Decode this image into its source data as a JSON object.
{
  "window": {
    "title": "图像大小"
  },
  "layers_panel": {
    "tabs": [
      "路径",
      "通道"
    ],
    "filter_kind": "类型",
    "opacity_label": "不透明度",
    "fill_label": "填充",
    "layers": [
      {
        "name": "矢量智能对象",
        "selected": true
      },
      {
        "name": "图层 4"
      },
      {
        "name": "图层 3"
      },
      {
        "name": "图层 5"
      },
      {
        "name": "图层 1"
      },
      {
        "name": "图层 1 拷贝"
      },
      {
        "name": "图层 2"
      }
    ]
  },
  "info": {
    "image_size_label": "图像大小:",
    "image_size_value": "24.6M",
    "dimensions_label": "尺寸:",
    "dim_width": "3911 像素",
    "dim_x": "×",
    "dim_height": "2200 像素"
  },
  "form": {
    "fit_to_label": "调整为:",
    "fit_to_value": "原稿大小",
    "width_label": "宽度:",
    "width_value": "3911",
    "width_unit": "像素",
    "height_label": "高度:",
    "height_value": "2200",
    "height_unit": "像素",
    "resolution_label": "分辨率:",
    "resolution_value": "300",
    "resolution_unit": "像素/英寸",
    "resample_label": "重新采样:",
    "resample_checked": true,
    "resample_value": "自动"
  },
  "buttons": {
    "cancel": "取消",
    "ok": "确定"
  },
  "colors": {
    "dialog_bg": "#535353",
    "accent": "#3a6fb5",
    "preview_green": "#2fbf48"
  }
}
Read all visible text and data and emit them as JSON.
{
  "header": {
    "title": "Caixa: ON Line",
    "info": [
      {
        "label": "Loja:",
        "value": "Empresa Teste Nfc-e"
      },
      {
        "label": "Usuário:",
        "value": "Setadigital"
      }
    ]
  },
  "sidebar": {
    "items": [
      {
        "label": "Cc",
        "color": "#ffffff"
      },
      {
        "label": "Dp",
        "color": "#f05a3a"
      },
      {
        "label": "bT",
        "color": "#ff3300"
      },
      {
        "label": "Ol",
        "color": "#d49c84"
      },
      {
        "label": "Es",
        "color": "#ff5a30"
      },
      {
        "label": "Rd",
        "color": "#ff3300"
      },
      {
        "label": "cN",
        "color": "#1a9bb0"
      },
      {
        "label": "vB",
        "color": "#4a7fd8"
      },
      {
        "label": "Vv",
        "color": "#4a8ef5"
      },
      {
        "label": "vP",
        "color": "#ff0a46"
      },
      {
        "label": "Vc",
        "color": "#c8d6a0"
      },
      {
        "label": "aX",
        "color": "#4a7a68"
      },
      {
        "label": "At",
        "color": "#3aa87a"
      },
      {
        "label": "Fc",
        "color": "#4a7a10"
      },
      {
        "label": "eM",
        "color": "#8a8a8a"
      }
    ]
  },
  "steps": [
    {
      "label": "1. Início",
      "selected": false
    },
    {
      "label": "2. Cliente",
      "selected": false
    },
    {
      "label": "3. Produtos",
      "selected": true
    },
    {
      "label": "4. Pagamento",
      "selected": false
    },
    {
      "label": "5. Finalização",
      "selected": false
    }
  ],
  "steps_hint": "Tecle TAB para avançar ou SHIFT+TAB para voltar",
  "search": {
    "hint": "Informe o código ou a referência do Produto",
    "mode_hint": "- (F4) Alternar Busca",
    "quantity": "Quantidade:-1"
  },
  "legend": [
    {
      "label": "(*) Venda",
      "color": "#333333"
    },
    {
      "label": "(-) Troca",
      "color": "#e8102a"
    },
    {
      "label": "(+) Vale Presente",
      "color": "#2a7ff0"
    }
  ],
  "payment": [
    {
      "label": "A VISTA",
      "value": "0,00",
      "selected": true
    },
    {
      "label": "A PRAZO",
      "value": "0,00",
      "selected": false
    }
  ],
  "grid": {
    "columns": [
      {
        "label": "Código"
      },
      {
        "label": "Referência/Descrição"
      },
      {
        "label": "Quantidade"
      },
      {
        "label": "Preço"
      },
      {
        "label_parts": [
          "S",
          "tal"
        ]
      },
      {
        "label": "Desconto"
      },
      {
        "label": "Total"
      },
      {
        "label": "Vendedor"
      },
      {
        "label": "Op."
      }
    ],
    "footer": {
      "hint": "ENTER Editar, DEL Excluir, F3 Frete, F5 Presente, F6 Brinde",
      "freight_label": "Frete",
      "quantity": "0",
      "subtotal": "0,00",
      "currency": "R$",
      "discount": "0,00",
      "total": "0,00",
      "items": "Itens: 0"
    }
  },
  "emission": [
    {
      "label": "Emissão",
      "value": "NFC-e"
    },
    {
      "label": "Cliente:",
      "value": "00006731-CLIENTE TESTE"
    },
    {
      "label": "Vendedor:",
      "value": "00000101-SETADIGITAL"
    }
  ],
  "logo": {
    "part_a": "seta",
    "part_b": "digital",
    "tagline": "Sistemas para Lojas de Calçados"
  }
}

→ **WRITTEN TASK**
Take the records above and return them exactly as written.

→ **ANSWER FOR THIS EXERCISE**
Decode this image into its source data as a JSON object.
{
  "window": {
    "title": "图像大小"
  },
  "layers_panel": {
    "tabs": [
      "路径",
      "通道"
    ],
    "filter_kind": "类型",
    "opacity_label": "不透明度",
    "fill_label": "填充",
    "layers": [
      {
        "name": "矢量智能对象",
        "selected": true
      },
      {
        "name": "图层 4"
      },
      {
        "name": "图层 3"
      },
      {
        "name": "图层 5"
      },
      {
        "name": "图层 1"
      },
      {
        "name": "图层 1 拷贝"
      },
      {
        "name": "图层 2"
      }
    ]
  },
  "info": {
    "image_size_label": "图像大小:",
    "image_size_value": "24.6M",
    "dimensions_label": "尺寸:",
    "dim_width": "3911 像素",
    "dim_x": "×",
    "dim_height": "2200 像素"
  },
  "form": {
    "fit_to_label": "调整为:",
    "fit_to_value": "原稿大小",
    "width_label": "宽度:",
    "width_value": "3911",
    "width_unit": "像素",
    "height_label": "高度:",
    "height_value": "2200",
    "height_unit": "像素",
    "resolution_label": "分辨率:",
    "resolution_value": "300",
    "resolution_unit": "像素/英寸",
    "resample_label": "重新采样:",
    "resample_checked": true,
    "resample_value": "自动"
  },
  "buttons": {
    "cancel": "取消",
    "ok": "确定"
  },
  "colors": {
    "dialog_bg": "#535353",
    "accent": "#3a6fb5",
    "preview_green": "#2fbf48"
  }
}
Read all visible text and data and emit them as JSON.
{
  "header": {
    "title": "Caixa: ON Line",
    "info": [
      {
        "label": "Loja:",
        "value": "Empresa Teste Nfc-e"
      },
      {
        "label": "Usuário:",
        "value": "Setadigital"
      }
    ]
  },
  "sidebar": {
    "items": [
      {
        "label": "Cc",
        "color": "#ffffff"
      },
      {
        "label": "Dp",
        "color": "#f05a3a"
      },
      {
        "label": "bT",
        "color": "#ff3300"
      },
      {
        "label": "Ol",
        "color": "#d49c84"
      },
      {
        "label": "Es",
        "color": "#ff5a30"
      },
      {
        "label": "Rd",
        "color": "#ff3300"
      },
      {
        "label": "cN",
        "color": "#1a9bb0"
      },
      {
        "label": "vB",
        "color": "#4a7fd8"
      },
      {
        "label": "Vv",
        "color": "#4a8ef5"
      },
      {
        "label": "vP",
        "color": "#ff0a46"
      },
      {
        "label": "Vc",
        "color": "#c8d6a0"
      },
      {
        "label": "aX",
        "color": "#4a7a68"
      },
      {
        "label": "At",
        "color": "#3aa87a"
      },
      {
        "label": "Fc",
        "color": "#4a7a10"
      },
      {
        "label": "eM",
        "color": "#8a8a8a"
      }
    ]
  },
  "steps": [
    {
      "label": "1. Início",
      "selected": false
    },
    {
      "label": "2. Cliente",
      "selected": false
    },
    {
      "label": "3. Produtos",
      "selected": true
    },
    {
      "label": "4. Pagamento",
      "selected": false
    },
    {
      "label": "5. Finalização",
      "selected": false
    }
  ],
  "steps_hint": "Tecle TAB para avançar ou SHIFT+TAB para voltar",
  "search": {
    "hint": "Informe o código ou a referência do Produto",
    "mode_hint": "- (F4) Alternar Busca",
    "quantity": "Quantidade:-1"
  },
  "legend": [
    {
      "label": "(*) Venda",
      "color": "#333333"
    },
    {
      "label": "(-) Troca",
      "color": "#e8102a"
    },
    {
      "label": "(+) Vale Presente",
      "color": "#2a7ff0"
    }
  ],
  "payment": [
    {
      "label": "A VISTA",
      "value": "0,00",
      "selected": true
    },
    {
      "label": "A PRAZO",
      "value": "0,00",
      "selected": false
    }
  ],
  "grid": {
    "columns": [
      {
        "label": "Código"
      },
      {
        "label": "Referência/Descrição"
      },
      {
        "label": "Quantidade"
      },
      {
        "label": "Preço"
      },
      {
        "label_parts": [
          "S",
          "tal"
        ]
      },
      {
        "label": "Desconto"
      },
      {
        "label": "Total"
      },
      {
        "label": "Vendedor"
      },
      {
        "label": "Op."
      }
    ],
    "footer": {
      "hint": "ENTER Editar, DEL Excluir, F3 Frete, F5 Presente, F6 Brinde",
      "freight_label": "Frete",
      "quantity": "0",
      "subtotal": "0,00",
      "currency": "R$",
      "discount": "0,00",
      "total": "0,00",
      "items": "Itens: 0"
    }
  },
  "emission": [
    {
      "label": "Emissão",
      "value": "NFC-e"
    },
    {
      "label": "Cliente:",
      "value": "00006731-CLIENTE TESTE"
    },
    {
      "label": "Vendedor:",
      "value": "00000101-SETADIGITAL"
    }
  ],
  "logo": {
    "part_a": "seta",
    "part_b": "digital",
    "tagline": "Sistemas para Lojas de Calçados"
  }
}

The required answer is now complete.